TEXT SEGMENT:
# Wine Soap??



## Little Moon (Dec 29, 2007)

Tonight I attempted to make wine soap. Pretty sure it is a flop, but maybe I can salvage some to cube and suspend in other batches. Here is what I did and maybe somebody with some experience here can help me figure out where I failed.

I put an SS pot in the sink, in an ice water bath. Measured the wine and put it in, and then very slowly I added my lye. Stirring to dissolve before adding any new. The wine was a blush color, then it changed to a brilliant teal blue, then green, then lime green, the yellow, then orange and finally stopping at a lovely deep red color. I let that set a moment. Heated my solid oils and mixed all of my oils in my "soap bucket" and then slowly added the wine/lye mixture, hit it with the stick blender, and then added my fragrance - Lavender and Herb and a bit of dried herbs for visual interest.

My soap seized and would not pour out of the bucket - it is chunky. I was scooping it out like mashed potatoes or something. The color turned out to be golden orange and the scent is OK. Just a little frustrated with myself. 

Thanks,
Anne


----------



## Little Moon (Dec 29, 2007)

Well, after stewing on this all night last night I decided to re-batch it. I put it in the crock pot with some water, gave it a little time and hit it with the stick blender. It melted out fine, blended well and is in molds waiting to cure. I am going to give it 48 hours to cure because of the higher water content - cross your fingers.


----------



## nappint (Jun 26, 2008)

I've never made wine soap before but I thought you were supposed to simmer/boil the alcohol out of the wine before soaping with it. That may have been the problem, I've heard alcohol and lye don't get along very well


----------



## NubianSoaps.com (Oct 26, 2007)

I just pour my wine or beer or champagne as 1/2 the water amount. Use my 50/50 water lye, and add the flat alcohol at emulsion, so the lye isn't reacting to it. I pour it into shallow pie plates the day before I am making it so it is flat. Vicki


----------



## Lynn_Theesfeld (Feb 21, 2010)

Are you sure it wasn't your scent? I haven't had and wine issues when using it full strength though I have had it "burn" when mixing with the lye, but even then it didn't hurt anything just changed the color of the soap.


----------



## Little Moon (Dec 29, 2007)

Not sure what it was - it could be that I didn't boil out the alcohol. It was the prettiest thing I have even seen when it was changing colors, but a little freaky at the same time. I did make a batch of beer soap and that was easy peasy. I will try that scent in a batch of gm soap and see if I have any trouble.

INFORMATION SUPPLIED:
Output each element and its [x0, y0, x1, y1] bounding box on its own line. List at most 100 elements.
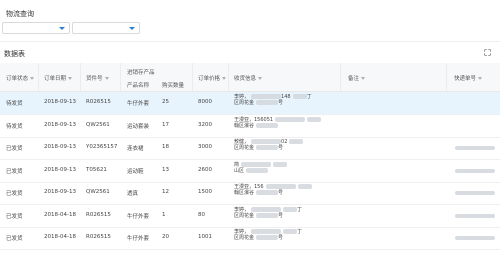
table-header: 订单状态 订单日期 货件号 进销存产品 产品名称 购买数量 订单价格 收货信息 …	[0, 63, 500, 92]
cell-price: 80	[198, 211, 205, 218]
cell-date: 2018-09-13	[44, 121, 76, 128]
cell-item-no: R026515	[86, 211, 111, 218]
sort-icon	[68, 77, 73, 80]
cell-item-no: QW2561	[86, 189, 110, 195]
col-date[interactable]: 订单日期	[44, 74, 73, 82]
expand-icon[interactable]	[484, 49, 491, 56]
cell-address: 李婷， 148 丁区周花金号	[234, 94, 312, 106]
address-line-1-end: 丁	[306, 94, 312, 100]
cell-product: 连衣裙	[127, 146, 144, 152]
cell-item-no: R026515	[86, 99, 111, 105]
filter-select-1[interactable]	[2, 22, 70, 34]
cell-date: 2018-09-13	[44, 189, 76, 195]
cell-price: 3200	[198, 121, 212, 128]
col-qty: 购买数量	[162, 83, 185, 89]
address-line-2-end: 号	[278, 235, 284, 241]
redacted-text	[289, 139, 304, 144]
cell-price: 3000	[198, 144, 212, 150]
redacted-text	[283, 229, 298, 234]
table-row[interactable]: 已发货 2018-09-13 Y02365157 连衣裙 18 3000 敖健， 02 区周花金…	[0, 137, 500, 160]
redacted-text	[251, 206, 282, 212]
column-divider	[192, 63, 193, 91]
cell-qty: 18	[162, 144, 169, 150]
address-line-2: 翰区瀑谷	[234, 190, 255, 196]
cell-product: 牛仔外套	[127, 101, 150, 107]
cell-date: 2018-09-13	[44, 166, 76, 173]
cell-tracking-redacted	[455, 168, 495, 173]
cell-price: 1001	[198, 234, 212, 240]
cell-address: 王漫亚，156051 翰区瀑谷	[234, 116, 322, 129]
column-divider	[228, 63, 229, 91]
filter-select-2[interactable]	[72, 22, 140, 34]
cell-tracking-redacted	[455, 213, 495, 218]
redacted-text	[246, 167, 269, 173]
redacted-text	[307, 116, 322, 122]
cell-tracking-redacted	[455, 236, 495, 240]
cell-item-no: Y02365157	[86, 144, 118, 150]
col-note-label: 备注	[348, 76, 360, 82]
cell-price: 8000	[198, 99, 212, 105]
redacted-text	[292, 94, 307, 99]
table-row[interactable]: 已发货 2018-04-18 R026515 牛仔外套 20 1001 李婷，丁区周花金号	[0, 227, 500, 250]
address-line-2-end: 号	[278, 100, 284, 106]
col-group: 进销存产品	[127, 70, 155, 76]
cell-item-no: T05621	[86, 166, 107, 173]
address-line-2: 山区	[234, 167, 245, 174]
col-tracking[interactable]: 快递单号	[454, 74, 483, 82]
cell-product: 牛仔外套	[127, 213, 150, 220]
sort-icon	[258, 77, 263, 80]
col-status[interactable]: 订单状态	[6, 74, 35, 82]
cell-product: 运动鞋	[127, 168, 144, 175]
cell-status: 已发货	[6, 191, 23, 197]
cell-tracking-redacted	[455, 191, 495, 195]
redacted-text	[251, 139, 282, 144]
column-divider	[80, 63, 81, 91]
address-line-2: 区周花金	[234, 235, 255, 241]
chevron-down-icon	[129, 27, 135, 30]
redacted-text	[256, 212, 279, 218]
table-row[interactable]: 待发货 2018-09-13 QW2561 运动套装 17 3200 王漫亚，156051 翰…	[0, 115, 500, 138]
address-line-1-end: 丁	[297, 206, 303, 213]
cell-status: 已发货	[6, 213, 23, 220]
col-price-label: 订单价格	[198, 76, 221, 82]
table-row[interactable]: 待发货 2018-09-13 R026515 牛仔外套 25 8000 李婷， 148 丁区周花…	[0, 92, 500, 115]
table-row[interactable]: 已发货 2018-09-13 QW2561 透真 12 1500 王漫亚，156 翰区瀑谷号	[0, 182, 500, 205]
col-product: 产品名称	[127, 83, 150, 89]
address-line-2-end: 号	[278, 190, 284, 196]
sort-icon	[104, 77, 109, 80]
cell-qty: 20	[162, 234, 169, 240]
col-price[interactable]: 订单价格	[198, 74, 227, 82]
cell-address: 简山区	[234, 161, 288, 174]
cell-address: 李婷，丁区周花金号	[234, 229, 302, 241]
table-row[interactable]: 已发货 2018-09-13 T05621 运动鞋 13 2600 简山区	[0, 160, 500, 183]
redacted-text	[241, 161, 272, 167]
column-divider	[120, 63, 121, 91]
redacted-text	[283, 206, 298, 212]
col-status-label: 订单状态	[6, 76, 29, 82]
cell-status: 待发货	[6, 123, 23, 130]
cell-status: 待发货	[6, 101, 23, 107]
col-item-no-label: 货件号	[86, 76, 103, 82]
col-note[interactable]: 备注	[348, 74, 366, 82]
redacted-text	[251, 229, 282, 234]
redacted-text	[256, 190, 279, 195]
address-line-1-end: 丁	[297, 229, 303, 235]
redacted-text	[251, 94, 282, 99]
sort-icon	[478, 77, 483, 80]
cell-address: 敖健， 02 区周花金号	[234, 139, 304, 151]
address-line-2: 翰区瀑谷	[234, 122, 255, 129]
redacted-text	[297, 184, 312, 189]
column-divider	[340, 63, 341, 91]
cell-product: 运动套装	[127, 123, 150, 130]
sort-icon	[222, 77, 227, 80]
cell-status: 已发货	[6, 236, 23, 242]
redacted-text	[256, 122, 279, 128]
cell-qty: 13	[162, 166, 169, 173]
cell-date: 2018-09-13	[44, 144, 76, 150]
col-item-no[interactable]: 货件号	[86, 74, 109, 82]
table-row[interactable]: 已发货 2018-04-18 R026515 牛仔外套 1 80 李婷，丁区周花金号	[0, 205, 500, 228]
col-address[interactable]: 收货信息	[234, 74, 263, 82]
address-line-2-end: 号	[278, 212, 284, 219]
cell-date: 2018-04-18	[44, 234, 76, 240]
cell-qty: 25	[162, 99, 169, 105]
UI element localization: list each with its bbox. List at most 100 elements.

THE TASKS:
(a) Transcribe the wine soap thread from "# Wine Soap??" up to and including "for visual interest.".
(b) Express the rows from the line with "table-header: 订单状态 订单日期" up to and including the line with "189, 76, 195]" as a numbered list, leaving out blank lines.

TASK RESPONSES:
(a)
# Wine Soap??



## Little Moon (Dec 29, 2007)

Tonight I attempted to make wine soap. Pretty sure it is a flop, but maybe I can salvage some to cube and suspend in other batches. Here is what I did and maybe somebody with some experience here can help me figure out where I failed.

I put an SS pot in the sink, in an ice water bath. Measured the wine and put it in, and then very slowly I added my lye. Stirring to dissolve before adding any new. The wine was a blush color, then it changed to a brilliant teal blue, then green, then lime green, the yellow, then orange and finally stopping at a lovely deep red color. I let that set a moment. Heated my solid oils and mixed all of my oils in my "soap bucket" and then slowly added the wine/lye mixture, hit it with the stick blender, and then added my fragrance - Lavender and Herb and a bit of dried herbs for visual interest.

(b)
1. table-header: 订单状态 订单日期 货件号 进销存产品 产品名称 购买数量 订单价格 收货信息 …	[0, 63, 500, 92]
2. cell-price: 80	[198, 211, 205, 218]
3. cell-date: 2018-09-13	[44, 121, 76, 128]
4. cell-item-no: R026515	[86, 211, 111, 218]
5. sort-icon	[68, 77, 73, 80]
6. cell-item-no: QW2561	[86, 189, 110, 195]
7. col-date[interactable]: 订单日期	[44, 74, 73, 82]
8. expand-icon[interactable]	[484, 49, 491, 56]
9. cell-address: 李婷， 148 丁区周花金号	[234, 94, 312, 106]
10. address-line-1-end: 丁	[306, 94, 312, 100]
11. cell-product: 连衣裙	[127, 146, 144, 152]
12. cell-item-no: R026515	[86, 99, 111, 105]
13. filter-select-1[interactable]	[2, 22, 70, 34]
14. cell-date: 2018-09-13	[44, 189, 76, 195]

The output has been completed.